◆ Set problem ◆
Locate every line below that contains the word "this" and copy it.

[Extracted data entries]
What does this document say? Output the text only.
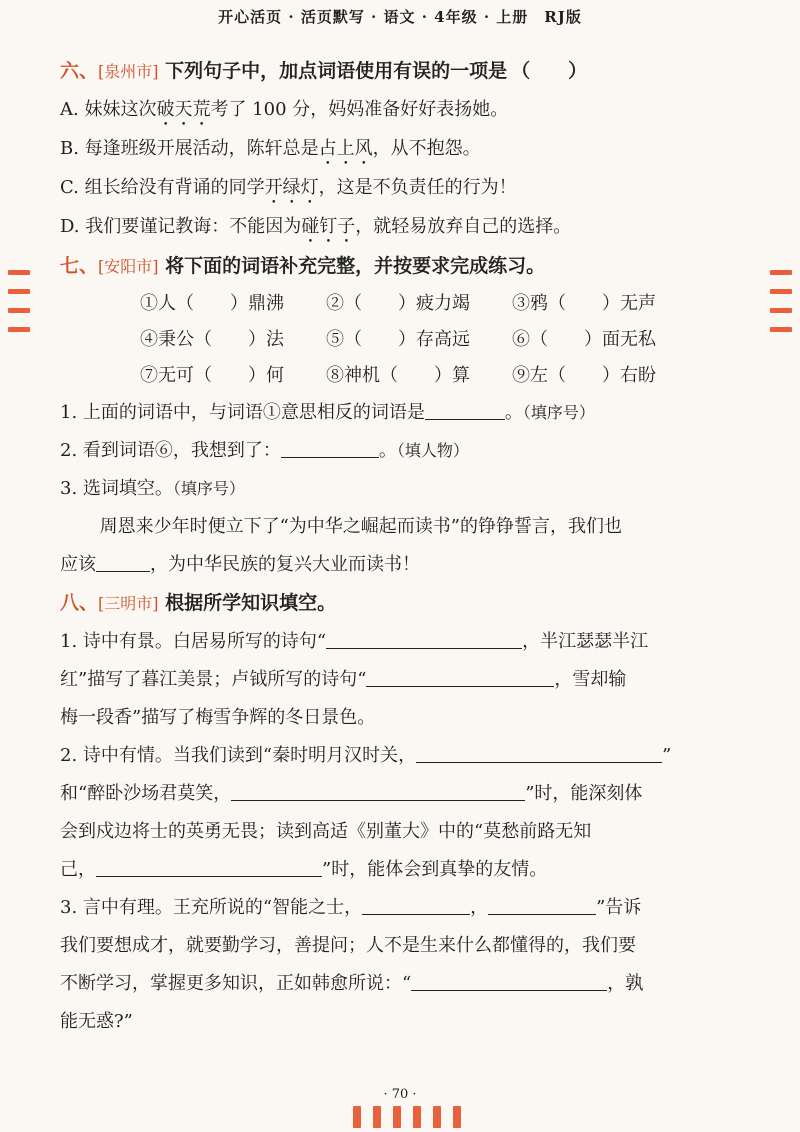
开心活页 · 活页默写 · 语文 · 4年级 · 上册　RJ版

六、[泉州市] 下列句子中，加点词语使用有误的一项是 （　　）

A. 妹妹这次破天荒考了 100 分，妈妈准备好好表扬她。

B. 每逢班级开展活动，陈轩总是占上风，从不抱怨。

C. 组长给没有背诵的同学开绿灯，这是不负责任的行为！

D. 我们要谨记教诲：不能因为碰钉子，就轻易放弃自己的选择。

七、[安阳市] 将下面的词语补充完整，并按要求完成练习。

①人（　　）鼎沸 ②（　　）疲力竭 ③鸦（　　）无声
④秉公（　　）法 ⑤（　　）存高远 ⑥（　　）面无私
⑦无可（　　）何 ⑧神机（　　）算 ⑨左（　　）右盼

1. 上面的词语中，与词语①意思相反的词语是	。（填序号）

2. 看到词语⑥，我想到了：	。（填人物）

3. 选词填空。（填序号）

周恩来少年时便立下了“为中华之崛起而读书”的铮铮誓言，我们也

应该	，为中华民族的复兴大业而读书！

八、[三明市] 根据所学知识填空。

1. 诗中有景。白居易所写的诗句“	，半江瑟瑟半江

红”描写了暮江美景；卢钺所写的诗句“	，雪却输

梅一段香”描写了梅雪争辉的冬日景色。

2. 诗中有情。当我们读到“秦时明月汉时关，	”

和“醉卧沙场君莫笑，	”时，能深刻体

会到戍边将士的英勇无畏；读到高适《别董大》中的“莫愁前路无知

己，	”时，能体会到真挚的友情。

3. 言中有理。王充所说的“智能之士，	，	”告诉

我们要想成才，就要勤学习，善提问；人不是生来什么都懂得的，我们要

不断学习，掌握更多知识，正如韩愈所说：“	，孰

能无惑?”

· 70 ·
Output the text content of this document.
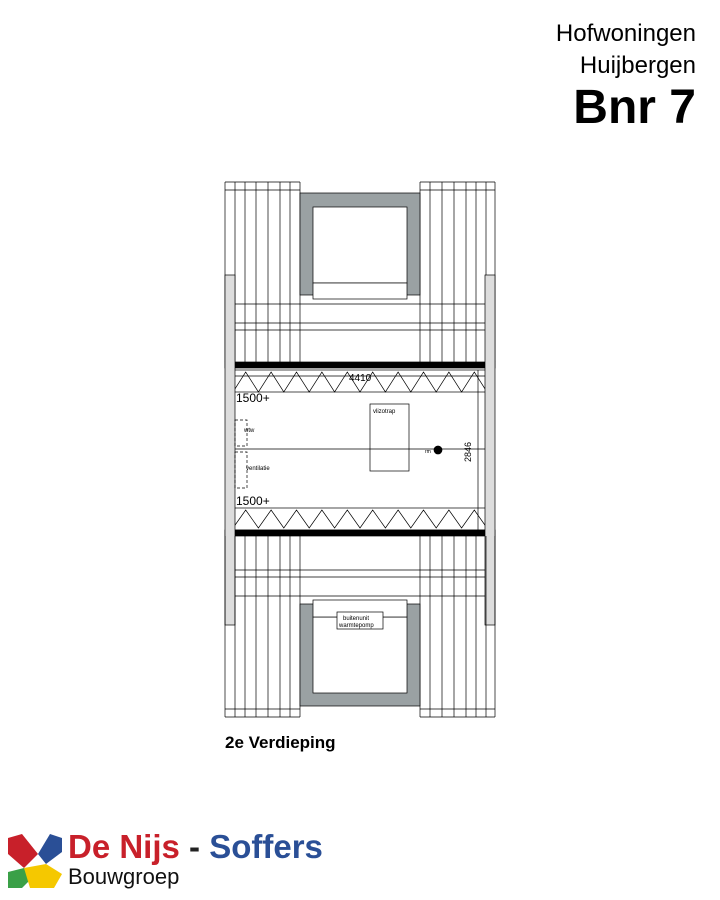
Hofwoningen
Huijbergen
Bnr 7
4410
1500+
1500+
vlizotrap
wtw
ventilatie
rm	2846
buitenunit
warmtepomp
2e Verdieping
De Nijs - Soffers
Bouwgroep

...

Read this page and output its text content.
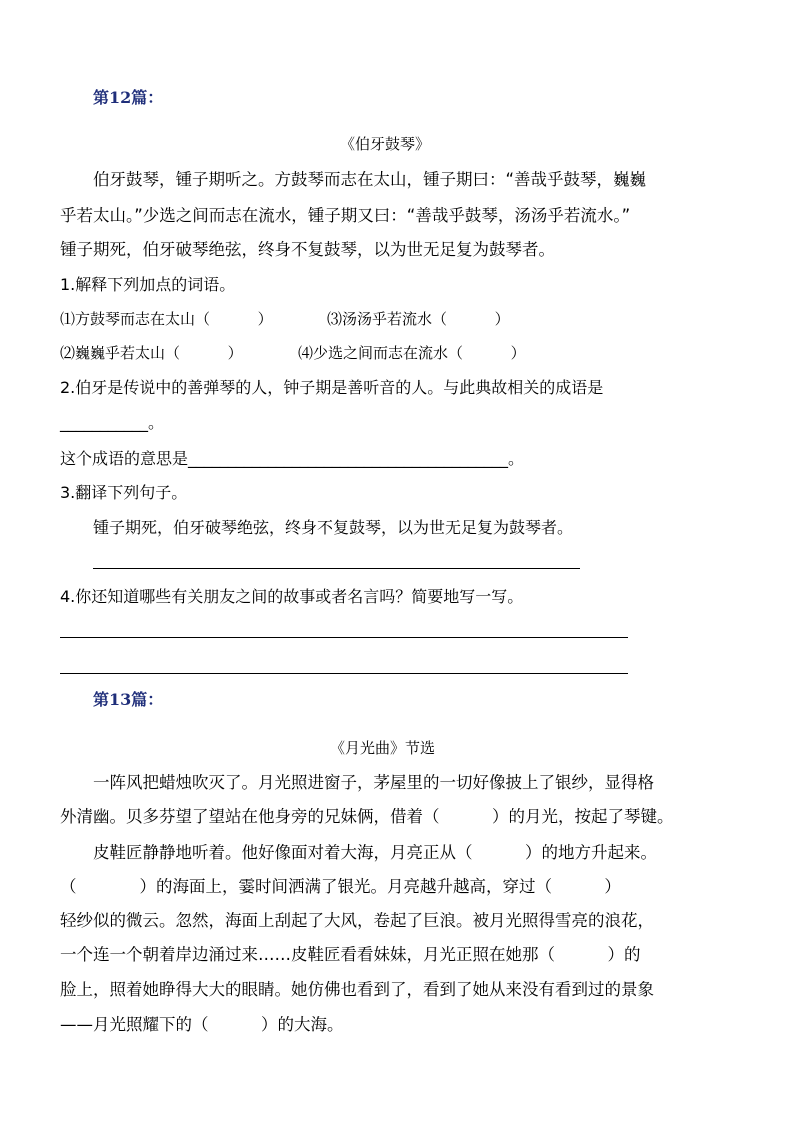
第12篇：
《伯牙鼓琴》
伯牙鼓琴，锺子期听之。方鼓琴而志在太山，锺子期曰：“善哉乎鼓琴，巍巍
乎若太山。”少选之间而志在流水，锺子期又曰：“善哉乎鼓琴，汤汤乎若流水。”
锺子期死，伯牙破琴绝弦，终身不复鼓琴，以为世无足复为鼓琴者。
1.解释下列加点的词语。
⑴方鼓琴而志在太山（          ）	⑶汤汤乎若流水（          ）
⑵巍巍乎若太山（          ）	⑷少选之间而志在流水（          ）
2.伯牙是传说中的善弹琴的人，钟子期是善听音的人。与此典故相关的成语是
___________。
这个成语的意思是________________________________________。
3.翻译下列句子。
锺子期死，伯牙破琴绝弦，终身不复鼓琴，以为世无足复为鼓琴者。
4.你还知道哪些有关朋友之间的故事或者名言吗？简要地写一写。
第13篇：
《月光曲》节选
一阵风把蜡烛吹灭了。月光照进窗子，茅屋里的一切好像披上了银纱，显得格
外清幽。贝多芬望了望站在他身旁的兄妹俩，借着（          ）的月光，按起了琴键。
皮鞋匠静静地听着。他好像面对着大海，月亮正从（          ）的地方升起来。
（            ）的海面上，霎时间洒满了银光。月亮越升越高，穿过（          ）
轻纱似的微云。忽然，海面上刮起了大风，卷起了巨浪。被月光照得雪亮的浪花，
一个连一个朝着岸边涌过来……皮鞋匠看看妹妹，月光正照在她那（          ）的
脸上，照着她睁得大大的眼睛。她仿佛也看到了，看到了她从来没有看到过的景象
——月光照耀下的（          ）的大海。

◆ Reply to the task ◆
What does this document say? Output the text only.
Output the text content of this document.
Read this page and output its text content.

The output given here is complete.